### Provided records
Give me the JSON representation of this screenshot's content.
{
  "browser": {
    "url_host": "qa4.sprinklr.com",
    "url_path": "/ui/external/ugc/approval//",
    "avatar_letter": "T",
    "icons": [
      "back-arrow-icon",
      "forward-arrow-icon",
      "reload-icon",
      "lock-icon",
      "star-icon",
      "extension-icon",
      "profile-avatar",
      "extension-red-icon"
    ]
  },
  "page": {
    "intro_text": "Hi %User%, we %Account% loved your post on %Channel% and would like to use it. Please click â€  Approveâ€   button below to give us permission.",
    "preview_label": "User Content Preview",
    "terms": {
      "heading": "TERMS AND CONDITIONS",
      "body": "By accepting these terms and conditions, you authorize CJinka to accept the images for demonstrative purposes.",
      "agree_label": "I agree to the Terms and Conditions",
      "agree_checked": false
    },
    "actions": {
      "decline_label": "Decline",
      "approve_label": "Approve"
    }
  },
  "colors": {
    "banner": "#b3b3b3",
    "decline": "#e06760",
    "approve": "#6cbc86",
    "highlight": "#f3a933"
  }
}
######
Required work — Return every entry verbatim.

Full response —
Give me the JSON representation of this screenshot's content.
{
  "browser": {
    "url_host": "qa4.sprinklr.com",
    "url_path": "/ui/external/ugc/approval//",
    "avatar_letter": "T",
    "icons": [
      "back-arrow-icon",
      "forward-arrow-icon",
      "reload-icon",
      "lock-icon",
      "star-icon",
      "extension-icon",
      "profile-avatar",
      "extension-red-icon"
    ]
  },
  "page": {
    "intro_text": "Hi %User%, we %Account% loved your post on %Channel% and would like to use it. Please click â€  Approveâ€   button below to give us permission.",
    "preview_label": "User Content Preview",
    "terms": {
      "heading": "TERMS AND CONDITIONS",
      "body": "By accepting these terms and conditions, you authorize CJinka to accept the images for demonstrative purposes.",
      "agree_label": "I agree to the Terms and Conditions",
      "agree_checked": false
    },
    "actions": {
      "decline_label": "Decline",
      "approve_label": "Approve"
    }
  },
  "colors": {
    "banner": "#b3b3b3",
    "decline": "#e06760",
    "approve": "#6cbc86",
    "highlight": "#f3a933"
  }
}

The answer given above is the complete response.